| Document excerpt |
Making Hadoop optimizations Pervasive

Making Hadoop optimizations Pervasive

Summary: As innovative as Hadoop is in toto, its components can benefit from optimization, perhaps significantly. One vendor that’s been in the database business for three decades isn’t just talking about those optimizations. It’s building products around them.

TOPICS: Big Data

Hadoop is the master of distributed Big Data processing, across clusters of commodity hardware.  But what about distributed computing within a node in the cluster?  There’s been a multi-year, multi-core revolution going on in hardware, but not a lot of software seems to have heard the revolutionary forces charging forward.  How well does Hadoop scale within a worker node?

To be honest, I’m still learning.  But my gut tells me that Hadoop could be doing more in this regard.  Sure, Hadoop is about scaling out, and not necessarily up.  And it’s about commodity hardware and disk storage.  But multi-core technology is part of commodity hardware now, and there’s no point in wasting it.

Last week I had the opportunity to speak with Mike Hoskins of Pervasive Software.  If you’re an old-timer in the industry then you’ll know Pervasive for its Btrieve embedded database product (now called PSQL), which is still making the company a pretty penny.  But Hoskins, who is Pervasive’s CTO, is now also leading the company’s Big Data efforts, and he’s helping the company do some pretty cool stuff.

(Stored entries)
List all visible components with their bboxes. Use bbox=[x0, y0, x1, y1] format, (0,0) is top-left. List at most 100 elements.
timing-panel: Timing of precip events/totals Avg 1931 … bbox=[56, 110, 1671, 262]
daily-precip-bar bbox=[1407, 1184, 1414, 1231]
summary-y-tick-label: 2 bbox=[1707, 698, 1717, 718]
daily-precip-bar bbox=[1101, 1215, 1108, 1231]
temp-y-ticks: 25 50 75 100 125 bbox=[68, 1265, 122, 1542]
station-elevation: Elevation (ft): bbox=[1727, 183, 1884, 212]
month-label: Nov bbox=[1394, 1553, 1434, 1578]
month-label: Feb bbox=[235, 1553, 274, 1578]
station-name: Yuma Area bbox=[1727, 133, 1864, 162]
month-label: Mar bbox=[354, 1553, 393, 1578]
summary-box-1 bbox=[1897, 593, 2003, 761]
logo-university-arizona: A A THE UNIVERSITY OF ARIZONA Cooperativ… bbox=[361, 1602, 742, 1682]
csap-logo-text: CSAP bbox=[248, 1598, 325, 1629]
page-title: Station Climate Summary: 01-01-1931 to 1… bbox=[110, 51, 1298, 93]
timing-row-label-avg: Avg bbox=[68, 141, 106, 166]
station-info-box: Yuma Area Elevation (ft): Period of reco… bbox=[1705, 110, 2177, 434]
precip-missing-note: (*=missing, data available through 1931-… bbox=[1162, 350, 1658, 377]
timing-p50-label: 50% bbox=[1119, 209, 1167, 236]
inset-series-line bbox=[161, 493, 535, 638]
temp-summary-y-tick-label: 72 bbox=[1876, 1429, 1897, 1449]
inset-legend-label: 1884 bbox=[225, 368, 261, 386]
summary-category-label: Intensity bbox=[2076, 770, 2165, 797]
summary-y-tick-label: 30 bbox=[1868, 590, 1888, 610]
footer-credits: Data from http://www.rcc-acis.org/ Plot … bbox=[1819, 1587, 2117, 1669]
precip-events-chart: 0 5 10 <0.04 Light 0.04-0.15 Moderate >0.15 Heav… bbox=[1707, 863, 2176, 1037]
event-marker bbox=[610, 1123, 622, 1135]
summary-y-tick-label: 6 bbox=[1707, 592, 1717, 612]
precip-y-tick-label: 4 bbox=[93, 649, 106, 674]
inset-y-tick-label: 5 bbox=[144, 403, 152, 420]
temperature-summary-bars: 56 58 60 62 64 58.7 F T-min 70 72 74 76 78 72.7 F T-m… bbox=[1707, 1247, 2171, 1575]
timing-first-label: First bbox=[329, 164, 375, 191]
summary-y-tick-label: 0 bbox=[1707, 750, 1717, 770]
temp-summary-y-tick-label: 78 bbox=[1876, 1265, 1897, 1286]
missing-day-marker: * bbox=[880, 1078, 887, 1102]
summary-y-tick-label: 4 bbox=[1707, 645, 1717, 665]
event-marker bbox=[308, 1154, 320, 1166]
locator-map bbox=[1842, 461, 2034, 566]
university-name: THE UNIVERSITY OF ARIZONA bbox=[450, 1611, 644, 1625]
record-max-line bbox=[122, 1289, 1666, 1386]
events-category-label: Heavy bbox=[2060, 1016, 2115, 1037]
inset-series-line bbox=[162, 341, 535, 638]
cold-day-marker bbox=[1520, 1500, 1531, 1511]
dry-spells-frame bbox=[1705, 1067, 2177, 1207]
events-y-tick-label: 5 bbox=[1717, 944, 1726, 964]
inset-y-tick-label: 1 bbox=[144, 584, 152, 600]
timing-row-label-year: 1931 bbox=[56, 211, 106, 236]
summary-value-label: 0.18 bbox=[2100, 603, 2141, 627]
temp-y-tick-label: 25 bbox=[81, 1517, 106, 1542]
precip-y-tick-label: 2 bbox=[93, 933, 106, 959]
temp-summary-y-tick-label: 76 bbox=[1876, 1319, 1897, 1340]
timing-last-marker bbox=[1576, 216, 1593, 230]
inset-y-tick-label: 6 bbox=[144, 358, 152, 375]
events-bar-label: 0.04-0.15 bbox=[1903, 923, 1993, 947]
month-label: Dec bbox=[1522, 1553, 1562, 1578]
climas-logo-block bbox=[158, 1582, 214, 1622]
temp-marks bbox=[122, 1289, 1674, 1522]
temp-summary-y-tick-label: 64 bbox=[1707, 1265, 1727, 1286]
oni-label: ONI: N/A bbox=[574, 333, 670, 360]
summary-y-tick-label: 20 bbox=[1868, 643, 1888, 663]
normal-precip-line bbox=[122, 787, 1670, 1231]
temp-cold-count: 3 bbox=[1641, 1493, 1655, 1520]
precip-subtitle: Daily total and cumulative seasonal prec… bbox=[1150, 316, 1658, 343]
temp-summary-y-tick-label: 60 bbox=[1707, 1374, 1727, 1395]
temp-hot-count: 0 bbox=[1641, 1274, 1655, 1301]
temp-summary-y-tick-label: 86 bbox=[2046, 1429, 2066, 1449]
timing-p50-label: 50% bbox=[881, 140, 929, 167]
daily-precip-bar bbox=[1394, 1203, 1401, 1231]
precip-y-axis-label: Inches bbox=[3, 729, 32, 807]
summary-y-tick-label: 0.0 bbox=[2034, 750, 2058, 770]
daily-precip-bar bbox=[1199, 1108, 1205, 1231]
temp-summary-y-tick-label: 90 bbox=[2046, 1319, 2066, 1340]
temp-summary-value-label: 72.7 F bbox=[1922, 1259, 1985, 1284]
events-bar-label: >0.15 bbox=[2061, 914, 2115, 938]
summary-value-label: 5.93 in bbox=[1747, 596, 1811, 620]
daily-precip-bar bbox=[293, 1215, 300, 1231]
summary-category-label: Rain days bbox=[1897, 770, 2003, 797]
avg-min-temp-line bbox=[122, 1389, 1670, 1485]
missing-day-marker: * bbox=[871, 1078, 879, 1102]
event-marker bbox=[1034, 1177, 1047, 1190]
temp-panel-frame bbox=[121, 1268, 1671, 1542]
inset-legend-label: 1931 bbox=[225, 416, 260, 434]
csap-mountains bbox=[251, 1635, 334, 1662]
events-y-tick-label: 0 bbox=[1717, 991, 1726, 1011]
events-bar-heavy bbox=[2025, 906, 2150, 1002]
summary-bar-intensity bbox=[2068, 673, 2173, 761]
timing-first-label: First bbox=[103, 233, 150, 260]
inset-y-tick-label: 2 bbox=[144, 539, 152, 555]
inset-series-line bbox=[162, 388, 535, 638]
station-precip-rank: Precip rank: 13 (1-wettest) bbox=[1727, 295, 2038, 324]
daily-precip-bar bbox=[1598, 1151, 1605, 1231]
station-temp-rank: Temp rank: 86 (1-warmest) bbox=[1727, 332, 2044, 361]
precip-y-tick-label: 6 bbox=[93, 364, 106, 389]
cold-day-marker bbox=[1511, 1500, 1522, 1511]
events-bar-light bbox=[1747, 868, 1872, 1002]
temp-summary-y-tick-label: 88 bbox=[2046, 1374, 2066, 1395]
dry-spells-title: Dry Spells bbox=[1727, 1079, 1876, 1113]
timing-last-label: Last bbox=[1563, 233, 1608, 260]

| Exercises |
1/ In the Hadoop optimization article, write out the passage from "Summary: As innovative" to "products around them." again, swapping "three decades" for "four decades".
2/ According to the Hadoop optimization article, what is Pervasive's Btrieve product called now?
3/ Based on the Hadoop optimization article, say whether each statement is true: (a) Mike Hoskins is Pervasive's CTO. (b) The writer says they have finished learning how Hadoop scales within a worker node. (c) Btrieve no longer brings the company money.
The stored entries have nothing to do with the Hadoop optimization article.

| List of solutions |
1/
Summary: As innovative as Hadoop is in toto, its components can benefit from optimization, perhaps significantly. One vendor that’s been in the database business for four decades isn’t just talking about those optimizations. It’s building products around them.

2/ PSQL

3/
(a) Yes: "But Hoskins, who is Pervasive’s CTO"
(b) No: "To be honest, I’m still learning."
(c) No: "which is still making the company a pretty penny"